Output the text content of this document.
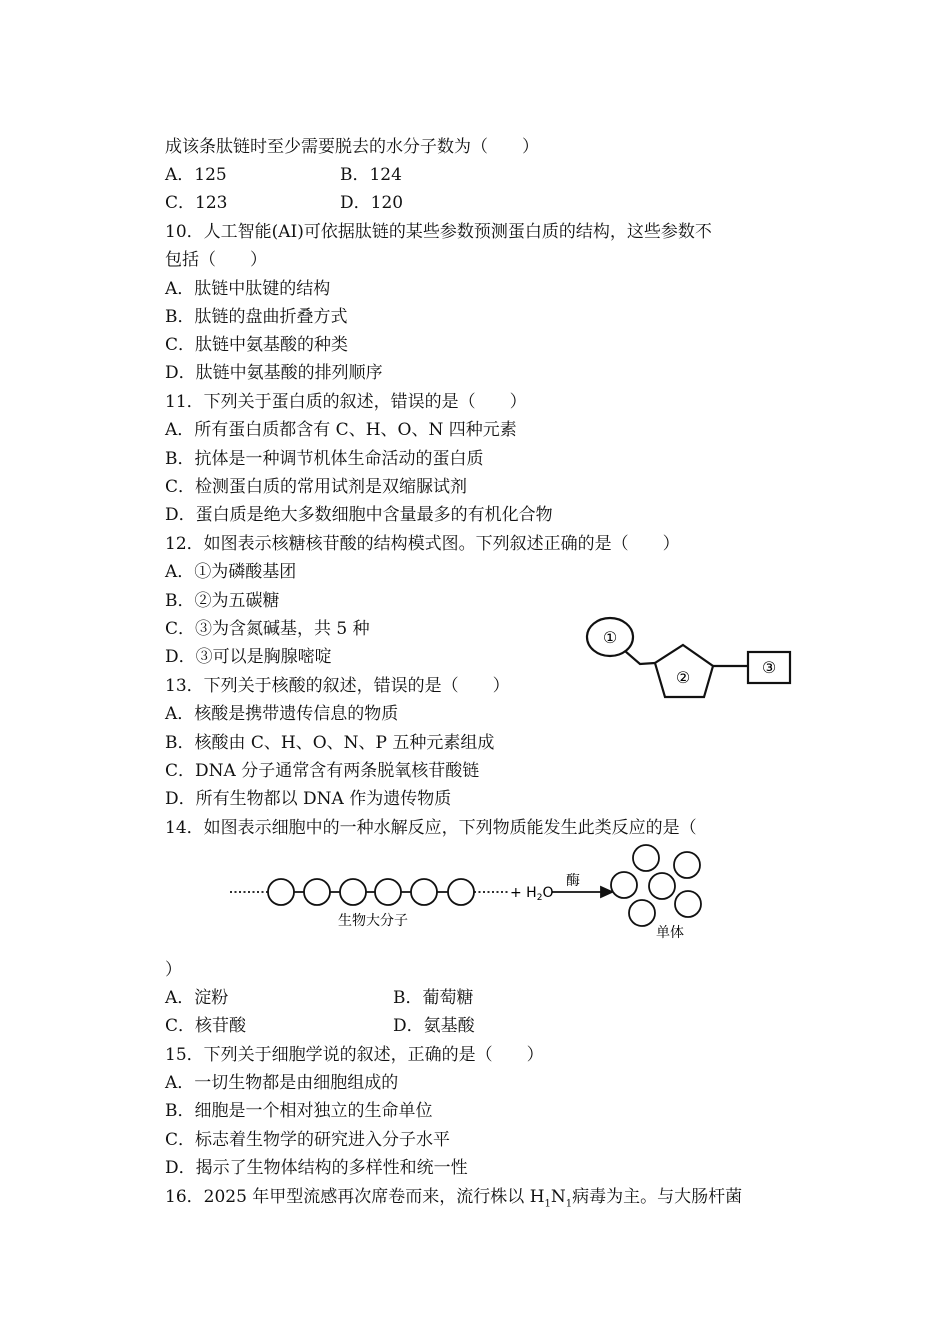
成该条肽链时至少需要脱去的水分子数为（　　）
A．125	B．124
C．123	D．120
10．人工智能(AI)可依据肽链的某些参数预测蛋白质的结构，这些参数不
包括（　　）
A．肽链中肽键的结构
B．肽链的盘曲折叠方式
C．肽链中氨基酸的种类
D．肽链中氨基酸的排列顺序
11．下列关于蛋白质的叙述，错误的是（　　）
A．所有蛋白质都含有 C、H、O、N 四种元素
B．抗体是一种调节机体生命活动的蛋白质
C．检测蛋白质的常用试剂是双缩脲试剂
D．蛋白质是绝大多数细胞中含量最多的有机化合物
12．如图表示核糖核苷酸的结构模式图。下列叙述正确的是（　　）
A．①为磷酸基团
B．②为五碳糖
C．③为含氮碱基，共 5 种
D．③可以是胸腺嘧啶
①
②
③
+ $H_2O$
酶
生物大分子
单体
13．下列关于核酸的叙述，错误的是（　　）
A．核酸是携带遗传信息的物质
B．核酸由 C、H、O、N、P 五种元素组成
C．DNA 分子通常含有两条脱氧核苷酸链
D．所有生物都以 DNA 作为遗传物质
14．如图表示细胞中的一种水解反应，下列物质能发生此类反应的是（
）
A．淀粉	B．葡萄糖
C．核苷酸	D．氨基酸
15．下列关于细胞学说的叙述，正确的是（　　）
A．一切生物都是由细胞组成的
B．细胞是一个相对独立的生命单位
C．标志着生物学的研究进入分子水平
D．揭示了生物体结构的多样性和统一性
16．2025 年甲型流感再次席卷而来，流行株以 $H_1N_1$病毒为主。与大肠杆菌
○ ○ ○ ○ ○ ○ ○
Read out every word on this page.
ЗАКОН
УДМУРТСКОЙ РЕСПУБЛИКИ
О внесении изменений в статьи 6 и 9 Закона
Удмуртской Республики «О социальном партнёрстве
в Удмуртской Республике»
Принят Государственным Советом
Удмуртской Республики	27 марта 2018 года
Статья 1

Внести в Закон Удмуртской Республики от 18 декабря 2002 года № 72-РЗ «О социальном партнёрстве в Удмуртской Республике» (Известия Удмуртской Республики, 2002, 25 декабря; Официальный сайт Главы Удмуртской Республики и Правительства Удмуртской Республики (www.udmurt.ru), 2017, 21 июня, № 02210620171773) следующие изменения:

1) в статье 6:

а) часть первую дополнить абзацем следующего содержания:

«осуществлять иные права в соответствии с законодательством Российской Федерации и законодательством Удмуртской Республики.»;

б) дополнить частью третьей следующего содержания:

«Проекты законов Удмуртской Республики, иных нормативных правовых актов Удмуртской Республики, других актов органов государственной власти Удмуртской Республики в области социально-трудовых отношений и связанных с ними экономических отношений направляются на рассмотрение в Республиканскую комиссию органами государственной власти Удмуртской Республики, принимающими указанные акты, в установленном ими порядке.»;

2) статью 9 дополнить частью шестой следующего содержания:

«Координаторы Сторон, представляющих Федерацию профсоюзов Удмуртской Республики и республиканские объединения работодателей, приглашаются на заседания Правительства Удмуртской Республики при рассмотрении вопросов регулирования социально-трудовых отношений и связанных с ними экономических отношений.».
○ ○ ○ ○ ○ ○ ○
> _Problem to work on_
What is the number of lines in these records that contain "错误的是"? Reply with the number only.

> _Answer to this problem_
2